Born in Addis Ababa, Ethiopia in 1978, Kebede had been attending the French Lycee when she was scouted by a French film director and so began her rise to the top. Upon finishing her education, she joined a Parisian modeling agency before moving to Chicago and then New York. When she hit the Big Apple, there was no turning back.

In the fall of 2000, the multi-talented designer and future director Tom Ford handpicked Kebede to walk the catwalk for his autumn/winter Gucci collection. It was the big break Kebede had been waiting for. A year later, she would sit for prolific photographer Patrick Demarchelier for Harper's Bazaar, feature as cover girl on numerous fashionista bibles including Vogue and tread the runways for Chanel, Dolce and Gabbana, Burberry and Fendi, to name a few.

^^^^^^^^^^^^^^^^

▶ THINGS TO DO:
1 > Copy verbatim the portion of the passage above on Kebede's modeling career, starting at "Born in Addis" and ending at "no turning back.".
2 > Resume the passage on Kebede's modeling career with new sentences that follow its final line.

^^^^^^^^^^^^^^^^

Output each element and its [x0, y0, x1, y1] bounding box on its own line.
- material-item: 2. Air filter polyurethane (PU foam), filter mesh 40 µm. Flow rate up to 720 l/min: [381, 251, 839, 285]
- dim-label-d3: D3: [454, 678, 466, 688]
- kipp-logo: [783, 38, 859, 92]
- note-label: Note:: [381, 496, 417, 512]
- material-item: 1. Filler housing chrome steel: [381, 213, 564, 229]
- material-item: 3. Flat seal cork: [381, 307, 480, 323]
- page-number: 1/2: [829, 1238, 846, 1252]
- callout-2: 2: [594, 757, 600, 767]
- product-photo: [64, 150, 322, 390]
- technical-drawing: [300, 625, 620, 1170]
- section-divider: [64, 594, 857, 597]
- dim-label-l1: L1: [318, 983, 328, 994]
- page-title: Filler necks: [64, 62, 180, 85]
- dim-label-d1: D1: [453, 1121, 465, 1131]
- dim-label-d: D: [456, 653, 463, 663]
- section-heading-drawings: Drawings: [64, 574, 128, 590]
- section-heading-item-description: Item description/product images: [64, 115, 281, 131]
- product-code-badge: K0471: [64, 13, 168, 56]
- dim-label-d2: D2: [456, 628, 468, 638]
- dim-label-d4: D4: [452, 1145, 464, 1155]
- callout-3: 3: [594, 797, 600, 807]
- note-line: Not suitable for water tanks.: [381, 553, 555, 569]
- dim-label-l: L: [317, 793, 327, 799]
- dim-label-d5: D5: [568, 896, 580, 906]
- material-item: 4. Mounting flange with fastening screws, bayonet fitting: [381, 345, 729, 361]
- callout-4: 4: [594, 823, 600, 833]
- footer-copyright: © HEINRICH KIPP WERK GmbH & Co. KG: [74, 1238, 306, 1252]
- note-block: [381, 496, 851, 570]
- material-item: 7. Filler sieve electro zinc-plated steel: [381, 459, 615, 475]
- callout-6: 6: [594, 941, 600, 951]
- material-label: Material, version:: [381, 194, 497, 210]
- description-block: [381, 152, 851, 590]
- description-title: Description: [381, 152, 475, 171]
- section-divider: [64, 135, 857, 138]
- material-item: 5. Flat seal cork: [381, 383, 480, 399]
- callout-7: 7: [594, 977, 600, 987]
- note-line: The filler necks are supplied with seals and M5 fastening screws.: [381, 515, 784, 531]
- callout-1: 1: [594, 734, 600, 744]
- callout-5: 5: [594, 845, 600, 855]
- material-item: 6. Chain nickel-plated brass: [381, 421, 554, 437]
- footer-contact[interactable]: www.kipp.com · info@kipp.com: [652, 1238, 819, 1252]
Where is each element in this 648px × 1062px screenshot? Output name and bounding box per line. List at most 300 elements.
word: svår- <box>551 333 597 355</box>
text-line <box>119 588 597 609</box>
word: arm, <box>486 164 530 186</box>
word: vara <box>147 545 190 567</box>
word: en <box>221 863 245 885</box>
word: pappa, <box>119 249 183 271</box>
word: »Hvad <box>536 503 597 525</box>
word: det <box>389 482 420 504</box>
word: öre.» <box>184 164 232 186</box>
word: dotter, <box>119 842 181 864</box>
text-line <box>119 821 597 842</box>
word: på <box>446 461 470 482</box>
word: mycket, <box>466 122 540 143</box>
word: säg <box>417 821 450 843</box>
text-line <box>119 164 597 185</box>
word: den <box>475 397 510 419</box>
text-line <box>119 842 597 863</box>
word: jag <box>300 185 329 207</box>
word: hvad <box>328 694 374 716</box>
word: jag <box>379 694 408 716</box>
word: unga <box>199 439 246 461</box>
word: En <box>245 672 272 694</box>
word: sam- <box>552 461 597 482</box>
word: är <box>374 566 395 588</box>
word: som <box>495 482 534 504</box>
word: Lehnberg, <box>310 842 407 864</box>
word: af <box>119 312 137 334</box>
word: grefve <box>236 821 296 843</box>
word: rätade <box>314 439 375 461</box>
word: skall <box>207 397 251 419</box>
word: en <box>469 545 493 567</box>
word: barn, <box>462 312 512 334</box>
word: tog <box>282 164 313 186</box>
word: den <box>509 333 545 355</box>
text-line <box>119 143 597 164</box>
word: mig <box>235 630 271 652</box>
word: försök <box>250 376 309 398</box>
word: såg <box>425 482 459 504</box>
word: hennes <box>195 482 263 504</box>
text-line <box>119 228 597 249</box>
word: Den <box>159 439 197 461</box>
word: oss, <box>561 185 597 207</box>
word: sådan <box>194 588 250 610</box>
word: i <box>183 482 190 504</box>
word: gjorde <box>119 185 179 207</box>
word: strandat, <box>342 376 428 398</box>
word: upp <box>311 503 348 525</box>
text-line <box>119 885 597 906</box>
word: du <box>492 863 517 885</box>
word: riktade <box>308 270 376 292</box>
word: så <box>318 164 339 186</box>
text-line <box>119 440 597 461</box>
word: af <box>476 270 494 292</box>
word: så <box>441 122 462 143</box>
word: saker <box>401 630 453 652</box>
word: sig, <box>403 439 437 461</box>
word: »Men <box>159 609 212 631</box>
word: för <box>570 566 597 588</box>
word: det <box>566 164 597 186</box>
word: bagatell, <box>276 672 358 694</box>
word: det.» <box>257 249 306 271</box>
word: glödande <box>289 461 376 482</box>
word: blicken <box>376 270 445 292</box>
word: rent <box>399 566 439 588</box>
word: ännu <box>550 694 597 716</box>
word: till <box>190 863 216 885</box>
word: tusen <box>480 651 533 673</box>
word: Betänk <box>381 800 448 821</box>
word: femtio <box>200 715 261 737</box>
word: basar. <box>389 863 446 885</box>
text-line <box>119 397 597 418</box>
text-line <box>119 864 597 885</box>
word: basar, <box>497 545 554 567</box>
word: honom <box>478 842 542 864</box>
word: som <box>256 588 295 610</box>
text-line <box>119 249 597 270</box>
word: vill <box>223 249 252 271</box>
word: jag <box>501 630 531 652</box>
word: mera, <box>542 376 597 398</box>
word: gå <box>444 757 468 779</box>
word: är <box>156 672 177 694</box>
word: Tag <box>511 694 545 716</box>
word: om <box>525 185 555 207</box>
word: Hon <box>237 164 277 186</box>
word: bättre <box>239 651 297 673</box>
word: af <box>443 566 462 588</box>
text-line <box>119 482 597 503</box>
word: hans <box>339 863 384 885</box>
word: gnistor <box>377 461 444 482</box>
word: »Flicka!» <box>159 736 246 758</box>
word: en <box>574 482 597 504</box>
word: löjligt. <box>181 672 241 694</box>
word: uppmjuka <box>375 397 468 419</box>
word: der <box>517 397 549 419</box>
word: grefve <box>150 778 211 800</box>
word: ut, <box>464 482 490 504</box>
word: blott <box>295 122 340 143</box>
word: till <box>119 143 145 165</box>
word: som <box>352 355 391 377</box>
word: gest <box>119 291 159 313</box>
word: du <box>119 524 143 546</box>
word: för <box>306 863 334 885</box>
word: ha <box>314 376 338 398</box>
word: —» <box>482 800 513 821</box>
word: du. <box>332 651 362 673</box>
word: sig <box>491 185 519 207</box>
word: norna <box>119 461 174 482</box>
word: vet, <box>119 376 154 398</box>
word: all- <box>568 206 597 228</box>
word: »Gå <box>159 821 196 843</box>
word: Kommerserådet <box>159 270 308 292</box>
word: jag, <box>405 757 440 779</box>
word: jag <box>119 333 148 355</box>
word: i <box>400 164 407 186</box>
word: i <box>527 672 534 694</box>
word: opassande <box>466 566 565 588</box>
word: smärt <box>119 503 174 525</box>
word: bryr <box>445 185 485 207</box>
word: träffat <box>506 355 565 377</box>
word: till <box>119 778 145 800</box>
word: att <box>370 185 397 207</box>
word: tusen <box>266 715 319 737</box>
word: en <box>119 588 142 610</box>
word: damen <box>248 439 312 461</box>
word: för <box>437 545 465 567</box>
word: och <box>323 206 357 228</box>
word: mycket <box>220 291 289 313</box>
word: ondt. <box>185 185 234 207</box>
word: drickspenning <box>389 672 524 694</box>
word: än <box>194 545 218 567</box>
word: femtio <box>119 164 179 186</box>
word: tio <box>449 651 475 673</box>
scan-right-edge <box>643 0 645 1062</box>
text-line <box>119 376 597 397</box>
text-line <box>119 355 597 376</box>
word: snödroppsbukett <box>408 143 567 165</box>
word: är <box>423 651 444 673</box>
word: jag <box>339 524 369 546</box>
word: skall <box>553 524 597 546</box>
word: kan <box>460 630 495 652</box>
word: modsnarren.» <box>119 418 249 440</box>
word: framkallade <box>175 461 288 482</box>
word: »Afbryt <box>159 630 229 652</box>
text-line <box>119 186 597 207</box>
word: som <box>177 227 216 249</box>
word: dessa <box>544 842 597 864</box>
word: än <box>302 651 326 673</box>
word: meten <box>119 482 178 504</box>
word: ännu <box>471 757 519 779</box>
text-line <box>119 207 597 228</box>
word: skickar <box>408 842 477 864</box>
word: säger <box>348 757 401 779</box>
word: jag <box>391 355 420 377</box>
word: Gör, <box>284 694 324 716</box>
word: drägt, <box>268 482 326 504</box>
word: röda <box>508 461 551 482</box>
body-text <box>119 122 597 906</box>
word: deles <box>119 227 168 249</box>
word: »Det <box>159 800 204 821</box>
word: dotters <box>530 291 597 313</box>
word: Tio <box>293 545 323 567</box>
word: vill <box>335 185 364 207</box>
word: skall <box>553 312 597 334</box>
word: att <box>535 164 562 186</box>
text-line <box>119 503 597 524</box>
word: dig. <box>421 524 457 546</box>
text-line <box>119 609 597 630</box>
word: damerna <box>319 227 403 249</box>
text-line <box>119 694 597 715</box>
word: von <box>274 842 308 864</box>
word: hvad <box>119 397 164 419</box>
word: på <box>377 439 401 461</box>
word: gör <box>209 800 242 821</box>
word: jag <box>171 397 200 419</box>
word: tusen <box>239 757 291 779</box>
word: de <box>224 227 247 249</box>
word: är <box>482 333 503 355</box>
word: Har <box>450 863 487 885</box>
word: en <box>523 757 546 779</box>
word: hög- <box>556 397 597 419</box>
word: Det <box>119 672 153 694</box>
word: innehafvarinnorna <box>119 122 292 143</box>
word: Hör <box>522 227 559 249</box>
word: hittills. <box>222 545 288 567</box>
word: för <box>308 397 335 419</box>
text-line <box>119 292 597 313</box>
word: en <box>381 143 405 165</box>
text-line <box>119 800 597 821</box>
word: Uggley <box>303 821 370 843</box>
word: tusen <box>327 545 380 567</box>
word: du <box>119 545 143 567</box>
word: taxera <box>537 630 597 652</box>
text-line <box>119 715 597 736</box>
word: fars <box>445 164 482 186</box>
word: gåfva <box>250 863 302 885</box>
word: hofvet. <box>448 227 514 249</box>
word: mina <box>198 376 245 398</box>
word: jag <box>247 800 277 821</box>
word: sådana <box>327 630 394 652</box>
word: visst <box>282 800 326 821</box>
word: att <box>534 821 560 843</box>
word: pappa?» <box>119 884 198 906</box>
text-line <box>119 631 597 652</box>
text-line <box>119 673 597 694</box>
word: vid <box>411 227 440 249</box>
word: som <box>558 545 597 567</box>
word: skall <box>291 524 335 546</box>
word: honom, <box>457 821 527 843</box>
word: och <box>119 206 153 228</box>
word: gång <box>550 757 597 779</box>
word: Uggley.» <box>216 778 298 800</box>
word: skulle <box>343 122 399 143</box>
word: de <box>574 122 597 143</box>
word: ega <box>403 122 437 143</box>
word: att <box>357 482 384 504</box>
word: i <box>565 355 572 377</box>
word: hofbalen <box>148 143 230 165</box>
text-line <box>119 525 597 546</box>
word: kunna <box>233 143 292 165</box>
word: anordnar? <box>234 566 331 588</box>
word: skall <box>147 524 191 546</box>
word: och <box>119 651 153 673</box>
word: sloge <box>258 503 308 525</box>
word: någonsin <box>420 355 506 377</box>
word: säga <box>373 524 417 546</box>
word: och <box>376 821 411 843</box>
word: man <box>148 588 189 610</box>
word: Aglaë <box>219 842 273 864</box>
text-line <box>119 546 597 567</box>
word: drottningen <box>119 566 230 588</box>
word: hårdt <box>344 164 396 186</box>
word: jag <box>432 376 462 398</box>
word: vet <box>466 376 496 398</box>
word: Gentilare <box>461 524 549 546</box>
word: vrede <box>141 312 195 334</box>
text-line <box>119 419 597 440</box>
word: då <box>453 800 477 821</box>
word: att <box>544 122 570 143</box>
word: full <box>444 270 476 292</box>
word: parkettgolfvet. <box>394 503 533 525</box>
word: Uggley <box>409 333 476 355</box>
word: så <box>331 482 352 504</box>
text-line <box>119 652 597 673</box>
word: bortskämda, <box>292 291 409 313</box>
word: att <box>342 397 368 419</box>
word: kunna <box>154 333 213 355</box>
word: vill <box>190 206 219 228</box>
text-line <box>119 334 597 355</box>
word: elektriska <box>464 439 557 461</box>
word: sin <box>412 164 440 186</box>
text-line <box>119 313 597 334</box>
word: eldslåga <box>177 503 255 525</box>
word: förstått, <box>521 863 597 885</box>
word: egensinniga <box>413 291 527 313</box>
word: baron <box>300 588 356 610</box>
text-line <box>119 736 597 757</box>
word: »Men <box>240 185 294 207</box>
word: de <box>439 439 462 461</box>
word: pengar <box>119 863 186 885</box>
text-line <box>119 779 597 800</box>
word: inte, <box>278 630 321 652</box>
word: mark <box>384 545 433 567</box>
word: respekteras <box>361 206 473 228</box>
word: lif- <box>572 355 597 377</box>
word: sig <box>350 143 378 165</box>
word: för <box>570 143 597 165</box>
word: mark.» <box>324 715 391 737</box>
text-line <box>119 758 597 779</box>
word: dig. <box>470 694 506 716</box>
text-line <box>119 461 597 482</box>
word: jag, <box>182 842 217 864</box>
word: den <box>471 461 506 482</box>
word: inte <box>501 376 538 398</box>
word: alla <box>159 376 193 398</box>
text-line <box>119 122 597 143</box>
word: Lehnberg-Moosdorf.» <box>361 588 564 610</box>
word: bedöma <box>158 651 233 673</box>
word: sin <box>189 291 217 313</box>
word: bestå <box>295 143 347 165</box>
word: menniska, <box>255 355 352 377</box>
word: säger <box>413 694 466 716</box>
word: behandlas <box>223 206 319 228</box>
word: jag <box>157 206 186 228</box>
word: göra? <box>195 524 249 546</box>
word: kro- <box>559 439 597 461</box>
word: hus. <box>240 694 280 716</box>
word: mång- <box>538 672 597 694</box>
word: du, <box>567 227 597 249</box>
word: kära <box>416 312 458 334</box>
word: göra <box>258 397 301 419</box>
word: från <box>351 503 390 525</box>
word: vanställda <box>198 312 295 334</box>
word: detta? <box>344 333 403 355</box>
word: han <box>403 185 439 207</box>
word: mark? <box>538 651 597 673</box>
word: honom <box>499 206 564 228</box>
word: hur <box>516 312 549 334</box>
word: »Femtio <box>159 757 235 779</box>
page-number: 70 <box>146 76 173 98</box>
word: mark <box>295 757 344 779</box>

^^^^^^^^^^^^^^^^

▶ ANSWERS TO EACH TASK:
1 >
Born in Addis Ababa, Ethiopia in 1978, Kebede had been attending the French Lycee when she was scouted by a French film director and so began her rise to the top. Upon finishing her education, she joined a Parisian modeling agency before moving to Chicago and then New York. When she hit the Big Apple, there was no turning back.

2 >
Despite the supermodel success, Kebede has never forgotten where she came from. When an opportunity arose to launch her own fashion line, Lemlem -- meaning "to flourish or bloom" in Amharic -- in 2007, Kebede drew inspiration from her native land. She embraced the traditional hand-woven style from back home, in the hope of offering employment and business opportunities for the country's long-established weavers, and incorporated it into her collections.

"The core of our collection is handwoven and made with handspun thread. We use a textured fabric this season in our scarves and tunics that is traditionally used for Ethiopian wedding dresses," she tells CNN. "Supporting Ethiopian weavers and their craft has remained our central mission and we're proud we can sell a beautiful product while also helping these artisans thrive."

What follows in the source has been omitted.